§ WHAT IS NEEDED:
Skip the pictures. Reproduce all other material exactly.

§ ENTRIES SHOWN:
========================

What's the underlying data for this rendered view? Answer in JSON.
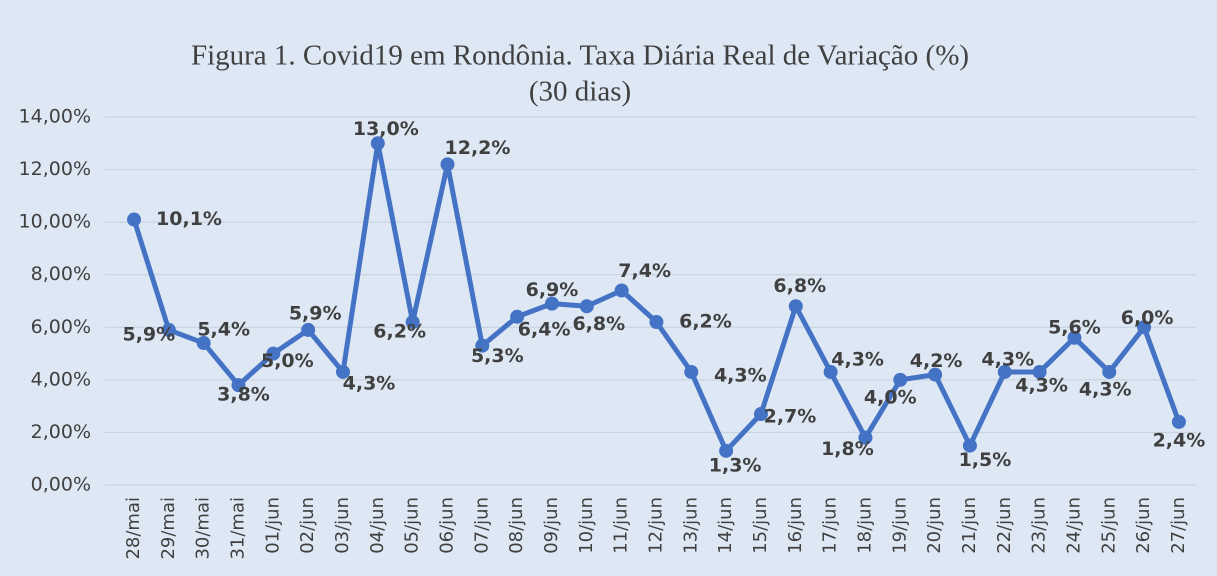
{
  "chart_data": {
    "type": "line",
    "title": [
      "Figura 1. Covid19 em Rondônia. Taxa Diária Real de Variação (%)",
      "(30 dias)"
    ],
    "categories": [
      "28/mai",
      "29/mai",
      "30/mai",
      "31/mai",
      "01/jun",
      "02/jun",
      "03/jun",
      "04/jun",
      "05/jun",
      "06/jun",
      "07/jun",
      "08/jun",
      "09/jun",
      "10/jun",
      "11/jun",
      "12/jun",
      "13/jun",
      "14/jun",
      "15/jun",
      "16/jun",
      "17/jun",
      "18/jun",
      "19/jun",
      "20/jun",
      "21/jun",
      "22/jun",
      "23/jun",
      "24/jun",
      "25/jun",
      "26/jun",
      "27/jun"
    ],
    "values": [
      10.1,
      5.9,
      5.4,
      3.8,
      5.0,
      5.9,
      4.3,
      13.0,
      6.2,
      12.2,
      5.3,
      6.4,
      6.9,
      6.8,
      7.4,
      6.2,
      4.3,
      1.3,
      2.7,
      6.8,
      4.3,
      1.8,
      4.0,
      4.2,
      1.5,
      4.3,
      4.3,
      5.6,
      4.3,
      6.0,
      2.4
    ],
    "value_labels": [
      "10,1%",
      "5,9%",
      "5,4%",
      "3,8%",
      "5,0%",
      "5,9%",
      "4,3%",
      "13,0%",
      "6,2%",
      "12,2%",
      "5,3%",
      "6,4%",
      "6,9%",
      "6,8%",
      "7,4%",
      "6,2%",
      "4,3%",
      "1,3%",
      "2,7%",
      "6,8%",
      "4,3%",
      "1,8%",
      "4,0%",
      "4,2%",
      "1,5%",
      "4,3%",
      "4,3%",
      "5,6%",
      "4,3%",
      "6,0%",
      "2,4%"
    ],
    "color": "#4472c4",
    "ylim": [
      0,
      14
    ],
    "yticks": [
      {
        "value": 0,
        "label": "0,00%"
      },
      {
        "value": 2,
        "label": "2,00%"
      },
      {
        "value": 4,
        "label": "4,00%"
      },
      {
        "value": 6,
        "label": "6,00%"
      },
      {
        "value": 8,
        "label": "8,00%"
      },
      {
        "value": 10,
        "label": "10,00%"
      },
      {
        "value": 12,
        "label": "12,00%"
      },
      {
        "value": 14,
        "label": "14,00%"
      }
    ],
    "grid": true
  }
}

========================

§ TASK ANSWER:
What's the underlying data for this rendered view? Answer in JSON.
{
  "chart_data": {
    "type": "line",
    "title": [
      "Figura 1. Covid19 em Rondônia. Taxa Diária Real de Variação (%)",
      "(30 dias)"
    ],
    "categories": [
      "28/mai",
      "29/mai",
      "30/mai",
      "31/mai",
      "01/jun",
      "02/jun",
      "03/jun",
      "04/jun",
      "05/jun",
      "06/jun",
      "07/jun",
      "08/jun",
      "09/jun",
      "10/jun",
      "11/jun",
      "12/jun",
      "13/jun",
      "14/jun",
      "15/jun",
      "16/jun",
      "17/jun",
      "18/jun",
      "19/jun",
      "20/jun",
      "21/jun",
      "22/jun",
      "23/jun",
      "24/jun",
      "25/jun",
      "26/jun",
      "27/jun"
    ],
    "values": [
      10.1,
      5.9,
      5.4,
      3.8,
      5.0,
      5.9,
      4.3,
      13.0,
      6.2,
      12.2,
      5.3,
      6.4,
      6.9,
      6.8,
      7.4,
      6.2,
      4.3,
      1.3,
      2.7,
      6.8,
      4.3,
      1.8,
      4.0,
      4.2,
      1.5,
      4.3,
      4.3,
      5.6,
      4.3,
      6.0,
      2.4
    ],
    "value_labels": [
      "10,1%",
      "5,9%",
      "5,4%",
      "3,8%",
      "5,0%",
      "5,9%",
      "4,3%",
      "13,0%",
      "6,2%",
      "12,2%",
      "5,3%",
      "6,4%",
      "6,9%",
      "6,8%",
      "7,4%",
      "6,2%",
      "4,3%",
      "1,3%",
      "2,7%",
      "6,8%",
      "4,3%",
      "1,8%",
      "4,0%",
      "4,2%",
      "1,5%",
      "4,3%",
      "4,3%",
      "5,6%",
      "4,3%",
      "6,0%",
      "2,4%"
    ],
    "color": "#4472c4",
    "ylim": [
      0,
      14
    ],
    "yticks": [
      {
        "value": 0,
        "label": "0,00%"
      },
      {
        "value": 2,
        "label": "2,00%"
      },
      {
        "value": 4,
        "label": "4,00%"
      },
      {
        "value": 6,
        "label": "6,00%"
      },
      {
        "value": 8,
        "label": "8,00%"
      },
      {
        "value": 10,
        "label": "10,00%"
      },
      {
        "value": 12,
        "label": "12,00%"
      },
      {
        "value": 14,
        "label": "14,00%"
      }
    ],
    "grid": true
  }
}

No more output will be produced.